INSTRUCTIONS TO FOLLOW: Render every entry exactly as it appears.

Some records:

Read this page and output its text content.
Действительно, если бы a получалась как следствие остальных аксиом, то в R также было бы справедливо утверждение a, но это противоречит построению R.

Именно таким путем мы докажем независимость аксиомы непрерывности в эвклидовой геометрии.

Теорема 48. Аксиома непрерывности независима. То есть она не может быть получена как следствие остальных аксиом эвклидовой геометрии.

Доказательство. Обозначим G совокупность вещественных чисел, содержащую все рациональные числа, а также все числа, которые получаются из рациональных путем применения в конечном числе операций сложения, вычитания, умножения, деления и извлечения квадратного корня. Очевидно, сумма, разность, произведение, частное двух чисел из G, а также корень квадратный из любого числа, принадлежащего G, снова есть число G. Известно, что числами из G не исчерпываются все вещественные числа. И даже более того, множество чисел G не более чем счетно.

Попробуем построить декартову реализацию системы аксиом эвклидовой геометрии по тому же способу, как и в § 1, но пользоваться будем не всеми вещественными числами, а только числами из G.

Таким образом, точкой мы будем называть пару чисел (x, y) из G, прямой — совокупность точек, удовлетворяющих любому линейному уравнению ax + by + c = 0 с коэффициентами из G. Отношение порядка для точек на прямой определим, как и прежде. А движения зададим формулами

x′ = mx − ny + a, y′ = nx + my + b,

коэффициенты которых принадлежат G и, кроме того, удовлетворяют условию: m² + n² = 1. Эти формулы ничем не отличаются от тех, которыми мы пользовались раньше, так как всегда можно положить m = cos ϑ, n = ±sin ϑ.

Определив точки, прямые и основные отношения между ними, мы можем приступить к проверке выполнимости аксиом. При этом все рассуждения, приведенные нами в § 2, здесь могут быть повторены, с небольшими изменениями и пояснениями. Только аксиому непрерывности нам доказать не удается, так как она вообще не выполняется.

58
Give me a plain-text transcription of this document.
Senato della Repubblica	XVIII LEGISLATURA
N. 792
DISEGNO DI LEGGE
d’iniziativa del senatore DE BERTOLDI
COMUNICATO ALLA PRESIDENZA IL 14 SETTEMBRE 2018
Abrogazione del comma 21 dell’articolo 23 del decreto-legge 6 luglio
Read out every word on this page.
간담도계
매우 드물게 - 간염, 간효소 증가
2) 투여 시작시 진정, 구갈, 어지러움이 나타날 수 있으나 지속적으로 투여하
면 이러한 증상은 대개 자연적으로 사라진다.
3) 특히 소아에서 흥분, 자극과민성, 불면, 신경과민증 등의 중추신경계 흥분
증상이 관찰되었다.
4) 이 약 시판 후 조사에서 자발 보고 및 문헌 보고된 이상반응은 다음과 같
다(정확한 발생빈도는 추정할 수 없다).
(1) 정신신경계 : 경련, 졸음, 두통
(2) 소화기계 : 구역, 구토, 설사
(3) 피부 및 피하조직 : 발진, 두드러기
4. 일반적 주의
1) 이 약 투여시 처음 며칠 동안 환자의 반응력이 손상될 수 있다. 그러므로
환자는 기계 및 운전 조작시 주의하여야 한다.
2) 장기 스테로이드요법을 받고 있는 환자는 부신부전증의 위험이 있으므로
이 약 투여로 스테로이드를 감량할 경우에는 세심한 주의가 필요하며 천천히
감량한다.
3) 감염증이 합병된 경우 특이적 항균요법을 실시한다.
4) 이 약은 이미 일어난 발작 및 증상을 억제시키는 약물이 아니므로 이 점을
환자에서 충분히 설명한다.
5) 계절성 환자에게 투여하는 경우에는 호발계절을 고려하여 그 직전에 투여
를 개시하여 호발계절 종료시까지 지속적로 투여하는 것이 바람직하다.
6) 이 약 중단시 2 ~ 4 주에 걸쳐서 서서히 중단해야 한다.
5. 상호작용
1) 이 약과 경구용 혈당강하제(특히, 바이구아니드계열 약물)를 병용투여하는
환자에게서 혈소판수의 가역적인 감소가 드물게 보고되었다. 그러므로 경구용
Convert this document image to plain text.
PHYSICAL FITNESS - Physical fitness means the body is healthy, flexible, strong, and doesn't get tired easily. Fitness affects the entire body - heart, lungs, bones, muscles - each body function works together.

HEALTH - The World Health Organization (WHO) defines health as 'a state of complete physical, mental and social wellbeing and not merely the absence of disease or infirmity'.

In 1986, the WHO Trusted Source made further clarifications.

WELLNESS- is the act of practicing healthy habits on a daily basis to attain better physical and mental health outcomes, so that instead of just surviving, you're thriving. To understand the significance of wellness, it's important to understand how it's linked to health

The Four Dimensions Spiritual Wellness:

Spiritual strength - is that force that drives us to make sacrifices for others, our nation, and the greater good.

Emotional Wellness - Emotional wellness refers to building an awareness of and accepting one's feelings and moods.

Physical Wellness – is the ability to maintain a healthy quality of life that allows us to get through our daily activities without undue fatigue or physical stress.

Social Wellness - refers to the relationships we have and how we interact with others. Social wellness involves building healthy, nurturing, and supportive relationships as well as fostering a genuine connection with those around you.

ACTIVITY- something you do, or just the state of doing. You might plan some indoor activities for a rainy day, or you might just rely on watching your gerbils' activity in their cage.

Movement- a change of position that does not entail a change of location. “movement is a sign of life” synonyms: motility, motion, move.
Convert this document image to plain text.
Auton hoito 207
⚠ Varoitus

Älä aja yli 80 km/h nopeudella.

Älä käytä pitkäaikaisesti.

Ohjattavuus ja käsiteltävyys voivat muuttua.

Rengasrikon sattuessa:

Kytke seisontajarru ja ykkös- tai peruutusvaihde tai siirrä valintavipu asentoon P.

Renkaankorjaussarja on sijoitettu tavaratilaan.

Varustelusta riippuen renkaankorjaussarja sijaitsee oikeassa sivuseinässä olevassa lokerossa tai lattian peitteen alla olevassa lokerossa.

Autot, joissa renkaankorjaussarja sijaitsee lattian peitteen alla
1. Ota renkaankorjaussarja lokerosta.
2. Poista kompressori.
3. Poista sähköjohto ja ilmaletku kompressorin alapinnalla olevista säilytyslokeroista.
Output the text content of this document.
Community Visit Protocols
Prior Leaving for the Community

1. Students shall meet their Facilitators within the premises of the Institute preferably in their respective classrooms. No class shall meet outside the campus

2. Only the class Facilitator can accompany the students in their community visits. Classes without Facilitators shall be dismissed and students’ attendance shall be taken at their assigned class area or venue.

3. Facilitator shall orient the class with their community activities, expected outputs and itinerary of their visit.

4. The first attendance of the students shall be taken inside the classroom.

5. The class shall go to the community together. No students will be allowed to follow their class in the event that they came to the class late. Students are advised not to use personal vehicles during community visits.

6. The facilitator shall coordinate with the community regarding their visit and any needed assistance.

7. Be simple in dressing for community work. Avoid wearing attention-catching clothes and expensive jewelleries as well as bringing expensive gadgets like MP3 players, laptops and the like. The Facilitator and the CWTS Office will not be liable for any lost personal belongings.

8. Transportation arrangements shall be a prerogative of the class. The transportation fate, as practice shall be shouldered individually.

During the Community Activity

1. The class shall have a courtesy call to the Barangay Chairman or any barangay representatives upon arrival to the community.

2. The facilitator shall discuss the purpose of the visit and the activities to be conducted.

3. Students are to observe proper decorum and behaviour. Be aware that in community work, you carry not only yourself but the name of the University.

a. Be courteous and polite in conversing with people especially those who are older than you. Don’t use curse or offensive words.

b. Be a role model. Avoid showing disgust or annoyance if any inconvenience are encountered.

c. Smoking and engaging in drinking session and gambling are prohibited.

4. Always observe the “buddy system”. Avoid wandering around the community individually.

WRITTEN RESPONSE:
Read this page and output its text content.
Действительно, если бы a получалась как следствие остальных аксиом, то в R также было бы справедливо утверждение a, но это противоречит построению R.

Именно таким путем мы докажем независимость аксиомы непрерывности в эвклидовой геометрии.

Теорема 48. Аксиома непрерывности независима. То есть она не может быть получена как следствие остальных аксиом эвклидовой геометрии.

Доказательство. Обозначим G совокупность вещественных чисел, содержащую все рациональные числа, а также все числа, которые получаются из рациональных путем применения в конечном числе операций сложения, вычитания, умножения, деления и извлечения квадратного корня. Очевидно, сумма, разность, произведение, частное двух чисел из G, а также корень квадратный из любого числа, принадлежащего G, снова есть число G. Известно, что числами из G не исчерпываются все вещественные числа. И даже более того, множество чисел G не более чем счетно.

Попробуем построить декартову реализацию системы аксиом эвклидовой геометрии по тому же способу, как и в § 1, но пользоваться будем не всеми вещественными числами, а только числами из G.

Таким образом, точкой мы будем называть пару чисел (x, y) из G, прямой — совокупность точек, удовлетворяющих любому линейному уравнению ax + by + c = 0 с коэффициентами из G. Отношение порядка для точек на прямой определим, как и прежде. А движения зададим формулами

x′ = mx − ny + a, y′ = nx + my + b,

коэффициенты которых принадлежат G и, кроме того, удовлетворяют условию: m² + n² = 1. Эти формулы ничем не отличаются от тех, которыми мы пользовались раньше, так как всегда можно положить m = cos ϑ, n = ±sin ϑ.

Определив точки, прямые и основные отношения между ними, мы можем приступить к проверке выполнимости аксиом. При этом все рассуждения, приведенные нами в § 2, здесь могут быть повторены, с небольшими изменениями и пояснениями. Только аксиому непрерывности нам доказать не удается, так как она вообще не выполняется.

58
Give me a plain-text transcription of this document.
Senato della Repubblica	XVIII LEGISLATURA
N. 792
DISEGNO DI LEGGE
d’iniziativa del senatore DE BERTOLDI
COMUNICATO ALLA PRESIDENZA IL 14 SETTEMBRE 2018
Abrogazione del comma 21 dell’articolo 23 del decreto-legge 6 luglio
Read out every word on this page.
간담도계
매우 드물게 - 간염, 간효소 증가
2) 투여 시작시 진정, 구갈, 어지러움이 나타날 수 있으나 지속적으로 투여하
면 이러한 증상은 대개 자연적으로 사라진다.
3) 특히 소아에서 흥분, 자극과민성, 불면, 신경과민증 등의 중추신경계 흥분
증상이 관찰되었다.
4) 이 약 시판 후 조사에서 자발 보고 및 문헌 보고된 이상반응은 다음과 같
다(정확한 발생빈도는 추정할 수 없다).
(1) 정신신경계 : 경련, 졸음, 두통
(2) 소화기계 : 구역, 구토, 설사
(3) 피부 및 피하조직 : 발진, 두드러기
4. 일반적 주의
1) 이 약 투여시 처음 며칠 동안 환자의 반응력이 손상될 수 있다. 그러므로
환자는 기계 및 운전 조작시 주의하여야 한다.
2) 장기 스테로이드요법을 받고 있는 환자는 부신부전증의 위험이 있으므로
이 약 투여로 스테로이드를 감량할 경우에는 세심한 주의가 필요하며 천천히
감량한다.
3) 감염증이 합병된 경우 특이적 항균요법을 실시한다.
4) 이 약은 이미 일어난 발작 및 증상을 억제시키는 약물이 아니므로 이 점을
환자에서 충분히 설명한다.
5) 계절성 환자에게 투여하는 경우에는 호발계절을 고려하여 그 직전에 투여
를 개시하여 호발계절 종료시까지 지속적로 투여하는 것이 바람직하다.
6) 이 약 중단시 2 ~ 4 주에 걸쳐서 서서히 중단해야 한다.
5. 상호작용
1) 이 약과 경구용 혈당강하제(특히, 바이구아니드계열 약물)를 병용투여하는
환자에게서 혈소판수의 가역적인 감소가 드물게 보고되었다. 그러므로 경구용
Convert this document image to plain text.
PHYSICAL FITNESS - Physical fitness means the body is healthy, flexible, strong, and doesn't get tired easily. Fitness affects the entire body - heart, lungs, bones, muscles - each body function works together.

HEALTH - The World Health Organization (WHO) defines health as 'a state of complete physical, mental and social wellbeing and not merely the absence of disease or infirmity'.

In 1986, the WHO Trusted Source made further clarifications.

WELLNESS- is the act of practicing healthy habits on a daily basis to attain better physical and mental health outcomes, so that instead of just surviving, you're thriving. To understand the significance of wellness, it's important to understand how it's linked to health

The Four Dimensions Spiritual Wellness:

Spiritual strength - is that force that drives us to make sacrifices for others, our nation, and the greater good.

Emotional Wellness - Emotional wellness refers to building an awareness of and accepting one's feelings and moods.

Physical Wellness – is the ability to maintain a healthy quality of life that allows us to get through our daily activities without undue fatigue or physical stress.

Social Wellness - refers to the relationships we have and how we interact with others. Social wellness involves building healthy, nurturing, and supportive relationships as well as fostering a genuine connection with those around you.

ACTIVITY- something you do, or just the state of doing. You might plan some indoor activities for a rainy day, or you might just rely on watching your gerbils' activity in their cage.

Movement- a change of position that does not entail a change of location. “movement is a sign of life” synonyms: motility, motion, move.
Convert this document image to plain text.
Auton hoito 207
⚠ Varoitus

Älä aja yli 80 km/h nopeudella.

Älä käytä pitkäaikaisesti.

Ohjattavuus ja käsiteltävyys voivat muuttua.

Rengasrikon sattuessa:

Kytke seisontajarru ja ykkös- tai peruutusvaihde tai siirrä valintavipu asentoon P.

Renkaankorjaussarja on sijoitettu tavaratilaan.

Varustelusta riippuen renkaankorjaussarja sijaitsee oikeassa sivuseinässä olevassa lokerossa tai lattian peitteen alla olevassa lokerossa.

Autot, joissa renkaankorjaussarja sijaitsee lattian peitteen alla
1. Ota renkaankorjaussarja lokerosta.
2. Poista kompressori.
3. Poista sähköjohto ja ilmaletku kompressorin alapinnalla olevista säilytyslokeroista.
Output the text content of this document.
Community Visit Protocols
Prior Leaving for the Community

1. Students shall meet their Facilitators within the premises of the Institute preferably in their respective classrooms. No class shall meet outside the campus

2. Only the class Facilitator can accompany the students in their community visits. Classes without Facilitators shall be dismissed and students’ attendance shall be taken at their assigned class area or venue.

3. Facilitator shall orient the class with their community activities, expected outputs and itinerary of their visit.

4. The first attendance of the students shall be taken inside the classroom.

5. The class shall go to the community together. No students will be allowed to follow their class in the event that they came to the class late. Students are advised not to use personal vehicles during community visits.

6. The facilitator shall coordinate with the community regarding their visit and any needed assistance.

7. Be simple in dressing for community work. Avoid wearing attention-catching clothes and expensive jewelleries as well as bringing expensive gadgets like MP3 players, laptops and the like. The Facilitator and the CWTS Office will not be liable for any lost personal belongings.

8. Transportation arrangements shall be a prerogative of the class. The transportation fate, as practice shall be shouldered individually.

During the Community Activity

1. The class shall have a courtesy call to the Barangay Chairman or any barangay representatives upon arrival to the community.

2. The facilitator shall discuss the purpose of the visit and the activities to be conducted.

3. Students are to observe proper decorum and behaviour. Be aware that in community work, you carry not only yourself but the name of the University.

a. Be courteous and polite in conversing with people especially those who are older than you. Don’t use curse or offensive words.

b. Be a role model. Avoid showing disgust or annoyance if any inconvenience are encountered.

c. Smoking and engaging in drinking session and gambling are prohibited.

4. Always observe the “buddy system”. Avoid wandering around the community individually.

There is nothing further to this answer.